Entries taken from a collection
----------------------------------------

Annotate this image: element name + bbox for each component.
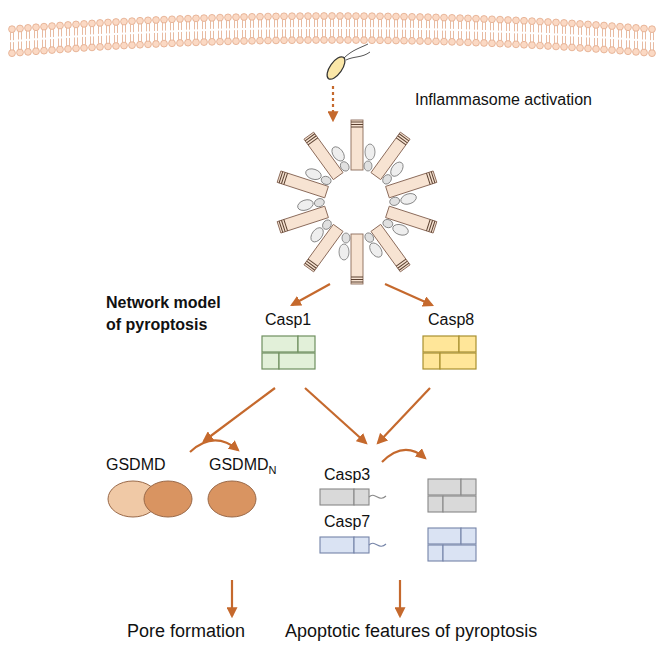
- gsdmd-protein: [108, 481, 192, 517]
- node-label: Inflammasome activation: [415, 91, 592, 108]
- outcome-text: Pore formation: [127, 620, 248, 644]
- node-label: Pore formation: [127, 621, 245, 641]
- model-title: Network model of pyroptosis: [106, 292, 228, 336]
- casp8-dimer: [423, 336, 476, 369]
- pathway-arrow: [385, 284, 432, 305]
- node-label: GSDMD: [209, 456, 269, 473]
- protein: GSDMDN: [201, 455, 279, 520]
- protein: Casp1: [255, 310, 323, 376]
- inflammasome: Inflammasome activation: [280, 90, 610, 284]
- node-label: Casp1: [265, 311, 311, 328]
- active-casp7: [428, 528, 476, 561]
- protein: Casp7: [318, 512, 378, 562]
- active-casp3: [428, 479, 476, 512]
- protein: GSDMD: [106, 455, 198, 520]
- subscript: N: [269, 464, 277, 476]
- signal-arrow: [332, 86, 334, 120]
- bacterium: [324, 44, 370, 82]
- node-label: Casp8: [428, 311, 474, 328]
- pathway-arrow: [292, 284, 330, 305]
- node-label: Casp3: [324, 466, 370, 483]
- pathway-arrow: [399, 580, 401, 616]
- gsdmd-n-protein: [208, 481, 256, 517]
- node-label: Casp7: [324, 513, 370, 530]
- pathway-arrow: [231, 580, 233, 616]
- node-label: GSDMD: [106, 456, 166, 473]
- inflammasome-ring: [273, 120, 440, 284]
- node-label: Apoptotic features of pyroptosis: [285, 621, 537, 641]
- protein: Casp3: [318, 465, 378, 510]
- pathway-arrow: [204, 388, 275, 441]
- protein: Casp8: [418, 310, 486, 376]
- casp1-dimer: [262, 336, 315, 369]
- membrane: [9, 13, 656, 57]
- pathway-arrow: [305, 388, 366, 443]
- pro-casp3: [320, 489, 386, 505]
- pro-casp7: [320, 537, 386, 553]
- pathway-arrow: [378, 388, 430, 443]
- cleavage-arrow: [190, 440, 238, 452]
- cleavage-arrow: [382, 450, 425, 462]
- outcome-text: Apoptotic features of pyroptosis: [285, 620, 540, 644]
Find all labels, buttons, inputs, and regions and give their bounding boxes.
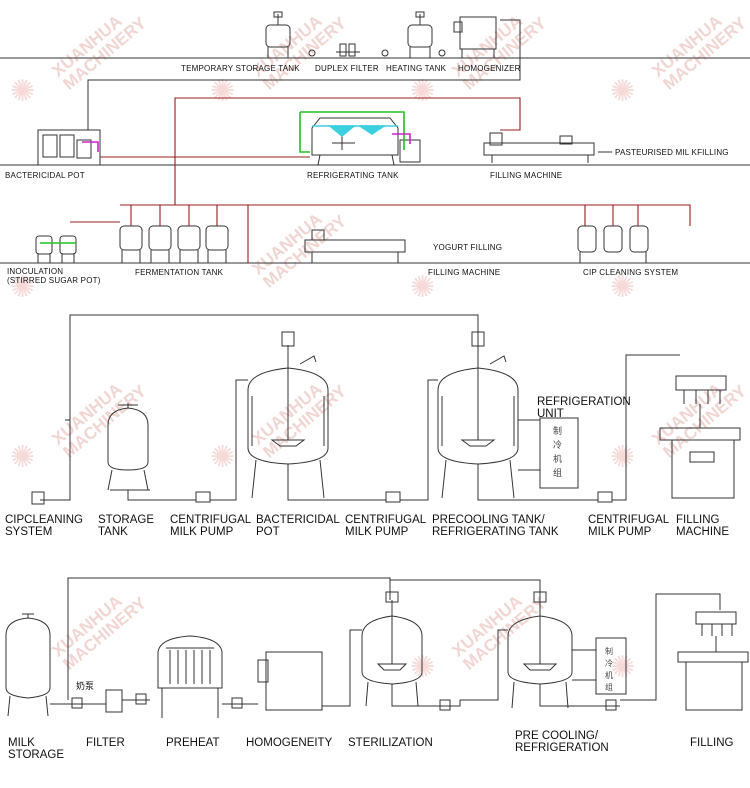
- refrigerating-tank: [311, 117, 399, 166]
- filter: [105, 689, 123, 713]
- centrifugal-pump-3: [597, 491, 613, 503]
- centrifugal-pump-1: [195, 491, 211, 503]
- yogurt-filling-machine: [304, 229, 406, 263]
- bactericidal-pot: [37, 129, 101, 166]
- bactericidal-pot-large: [247, 331, 329, 499]
- label-filling: FILLING: [690, 737, 734, 749]
- duplex-filter: [336, 43, 360, 57]
- cip-cleaning-system-small: [577, 225, 649, 263]
- milk-storage-tank: [5, 613, 51, 717]
- watermark-logo-icon: ✺: [410, 271, 436, 304]
- label-homogenizer: HOMOGENIZER: [458, 64, 521, 73]
- label-filter: FILTER: [86, 737, 125, 749]
- label-pre-cooling: PRE COOLING/ REFRIGERATION: [515, 730, 609, 754]
- inoculation-tanks: [35, 235, 77, 263]
- homogenizer-machine: [257, 651, 323, 711]
- precooling-tank: [437, 331, 519, 499]
- heating-tank: [407, 11, 433, 58]
- label-pasteurised-filling: PASTEURISED MIL KFILLING: [615, 148, 729, 157]
- pre-cooling-tank: [507, 591, 573, 709]
- label-centrifugal-pump: CENTRIFUGAL MILK PUMP: [588, 514, 670, 538]
- watermark-logo-icon: ✺: [210, 441, 236, 474]
- homogenizer: [453, 16, 497, 58]
- label-centrifugal-pump: CENTRIFUGAL MILK PUMP: [170, 514, 252, 538]
- pre-cooling-unit-box: [595, 637, 627, 695]
- pasteurised-filling-machine: [483, 132, 595, 163]
- watermark-logo-icon: ✺: [610, 651, 636, 684]
- sterilization-tank: [361, 591, 423, 707]
- centrifugal-pump-2: [385, 491, 401, 503]
- label-milk-pump-chinese: 奶泵: [76, 681, 95, 691]
- label-fermentation-tank: FERMENTATION TANK: [135, 268, 224, 277]
- watermark-logo-icon: ✺: [610, 441, 636, 474]
- label-filling-machine: FILLING MACHINE: [428, 268, 501, 277]
- watermark-logo-icon: ✺: [10, 75, 36, 108]
- label-precooling-tank: PRECOOLING TANK/ REFRIGERATING TANK: [432, 514, 559, 538]
- label-unit-chinese: 制冷机组: [553, 426, 563, 478]
- label-cip-cleaning-system: CIP CLEANING SYSTEM: [583, 268, 679, 277]
- watermark-logo-icon: ✺: [10, 441, 36, 474]
- watermark-logo-icon: ✺: [410, 651, 436, 684]
- preheat-tank: [157, 635, 223, 718]
- label-bactericidal-pot: BACTERICIDAL POT: [256, 514, 340, 538]
- label-heating-tank: HEATING TANK: [386, 64, 447, 73]
- label-storage-tank: STORAGE TANK: [98, 514, 155, 538]
- label-refrigeration-unit: REFRIGERATION UNIT: [537, 396, 631, 420]
- label-cip-cleaning-system: CIPCLEANING SYSTEM: [5, 514, 83, 538]
- storage-tank: [107, 403, 150, 491]
- label-filling-machine: FILLING MACHINE: [490, 171, 563, 180]
- label-yogurt-filling: YOGURT FILLING: [433, 243, 503, 252]
- label-inoculation: INOCULATION (STIRRED SUGAR POT): [7, 267, 101, 285]
- fermentation-tanks: [119, 225, 229, 263]
- label-refrigerating-tank: REFRIGERATING TANK: [307, 171, 399, 180]
- watermark-logo-icon: ✺: [610, 75, 636, 108]
- milk-pump: [71, 697, 83, 709]
- watermark-logo-icon: ✺: [10, 271, 36, 304]
- refrigeration-unit-box: [539, 417, 579, 489]
- filling-machine-bottom: [677, 611, 749, 711]
- label-temporary-storage-tank: TEMPORARY STORAGE TANK: [181, 64, 300, 73]
- watermark-logo-icon: ✺: [610, 271, 636, 304]
- label-milk-storage: MILK STORAGE: [8, 737, 65, 761]
- label-bactericidal-pot: BACTERICIDAL POT: [5, 171, 85, 180]
- label-duplex-filter: DUPLEX FILTER: [315, 64, 379, 73]
- temporary-storage-tank: [265, 11, 291, 58]
- label-preheat: PREHEAT: [166, 737, 220, 749]
- label-sterilization: STERILIZATION: [348, 737, 433, 749]
- label-centrifugal-pump: CENTRIFUGAL MILK PUMP: [345, 514, 427, 538]
- cip-pump: [31, 491, 45, 505]
- filling-machine-large: [659, 375, 741, 499]
- label-homogeneity: HOMOGENEITY: [246, 737, 333, 749]
- label-unit-chinese: 制冷机组: [605, 647, 613, 692]
- label-filling-machine: FILLING MACHINE: [676, 514, 730, 538]
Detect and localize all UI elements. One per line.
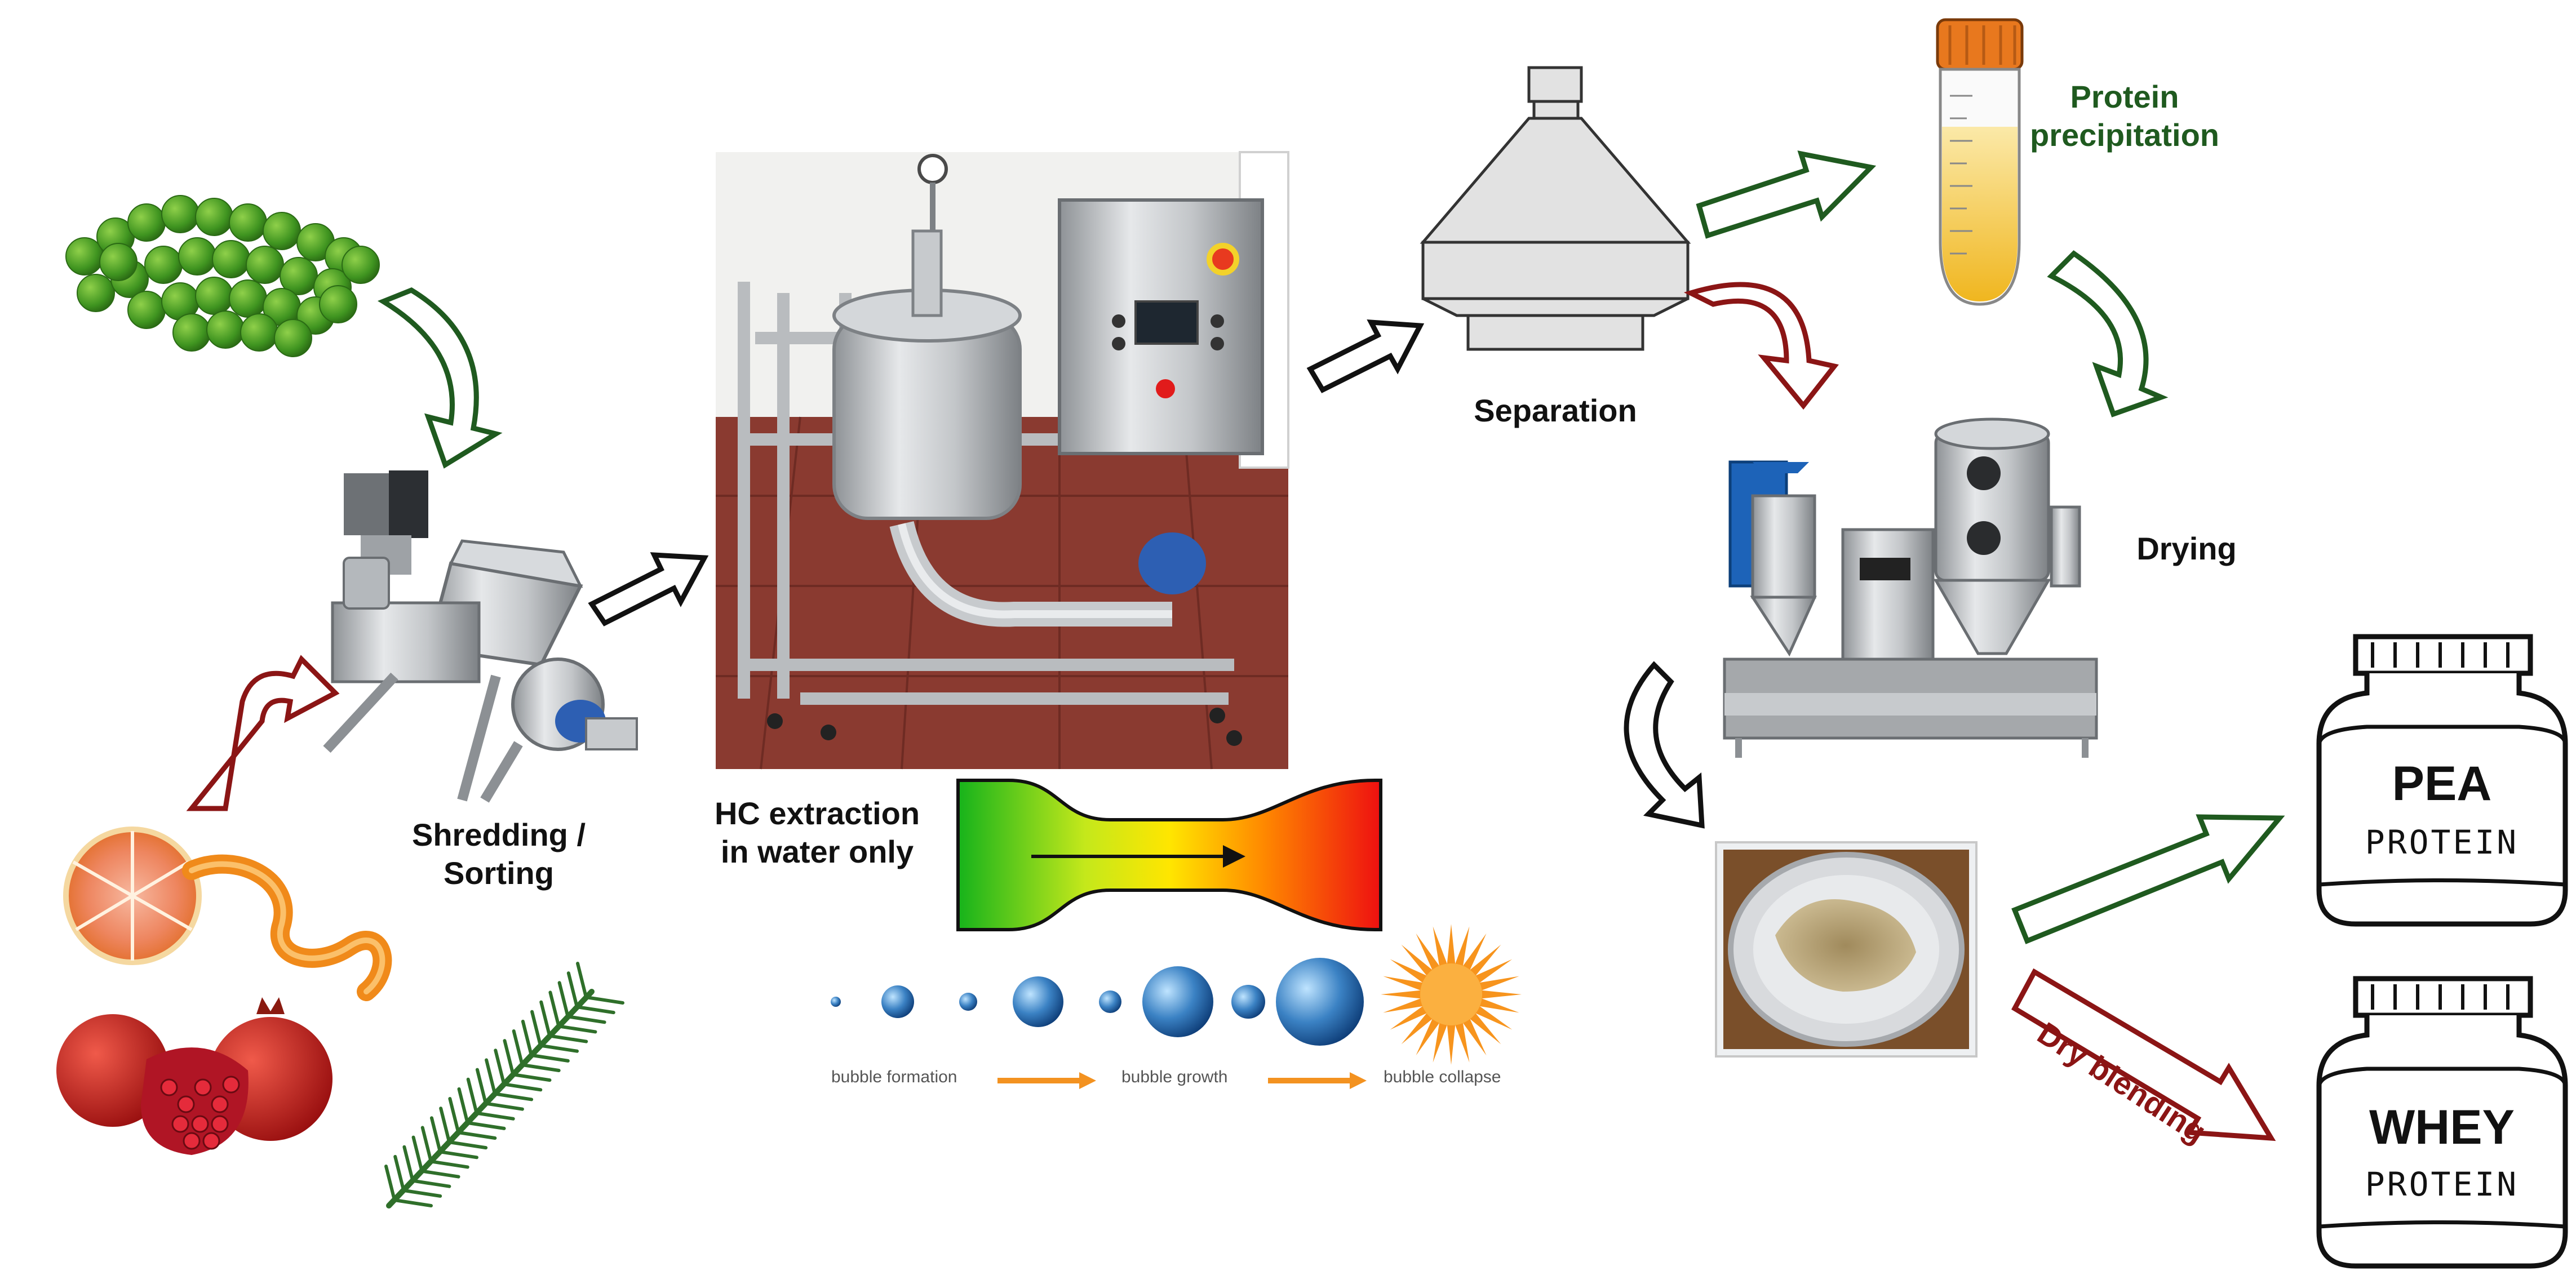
bubble-4 [1013,976,1063,1027]
arrow-reactor-to-separator [1310,322,1420,390]
jar-pea-subtitle: PROTEIN [2365,823,2519,861]
label-drying: Drying [2108,530,2265,568]
bubble-burst-icon [1381,924,1522,1065]
orange-arrow-1 [997,1078,1082,1083]
bubble-1 [831,997,841,1007]
falcon-tube-icon [1937,20,2022,304]
green-peas-image [66,196,379,357]
label-bubble-formation: bubble formation [831,1068,957,1087]
label-shredding-sorting: Shredding /Sorting [389,816,609,893]
arrow-fruits-to-shredder [192,659,335,808]
arrow-dryer-to-powder [1626,665,1702,825]
jar-pea-title: PEA [2392,757,2492,811]
fir-branch-image [386,963,623,1206]
cavitation-bubbles [831,924,1522,1089]
whey-protein-jar-icon: WHEY PROTEIN [2319,979,2565,1266]
bubble-2 [881,985,914,1018]
arrow-separator-to-dryer [1691,285,1834,406]
label-bubble-growth: bubble growth [1121,1068,1227,1087]
label-bubble-collapse: bubble collapse [1384,1068,1501,1087]
protein-powder-photo [1716,842,1976,1056]
grapefruit-image [65,828,200,963]
pomegranate-image [56,997,332,1155]
arrow-precipitation-to-dryer [2051,254,2161,414]
bubble-5 [1099,990,1121,1013]
jar-whey-title: WHEY [2369,1100,2515,1154]
bubble-3 [959,993,977,1011]
spray-dryer-image [1724,419,2096,758]
jar-whey-subtitle: PROTEIN [2365,1165,2519,1203]
arrow-powder-to-pea-jar [2015,817,2280,941]
arrow-peas-to-shredder [383,290,496,465]
venturi-tube [958,780,1381,930]
label-separation: Separation [1443,392,1668,430]
bubble-6 [1142,966,1213,1037]
orange-peel-image [192,864,382,992]
separator-centrifuge-icon [1423,68,1688,349]
arrow-separator-to-precipitation [1699,154,1871,236]
pea-protein-jar-icon: PEA PROTEIN [2319,637,2565,924]
arrow-shredder-to-reactor [592,555,704,623]
bubble-8 [1276,958,1364,1046]
shredder-machine-image [327,470,637,800]
bubble-7 [1231,985,1265,1019]
hc-reactor-photo [716,152,1288,769]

----------------------------------------

- What is required: Provide the count of lines in the data above containing "separator", and nothing further.

- Task result: 4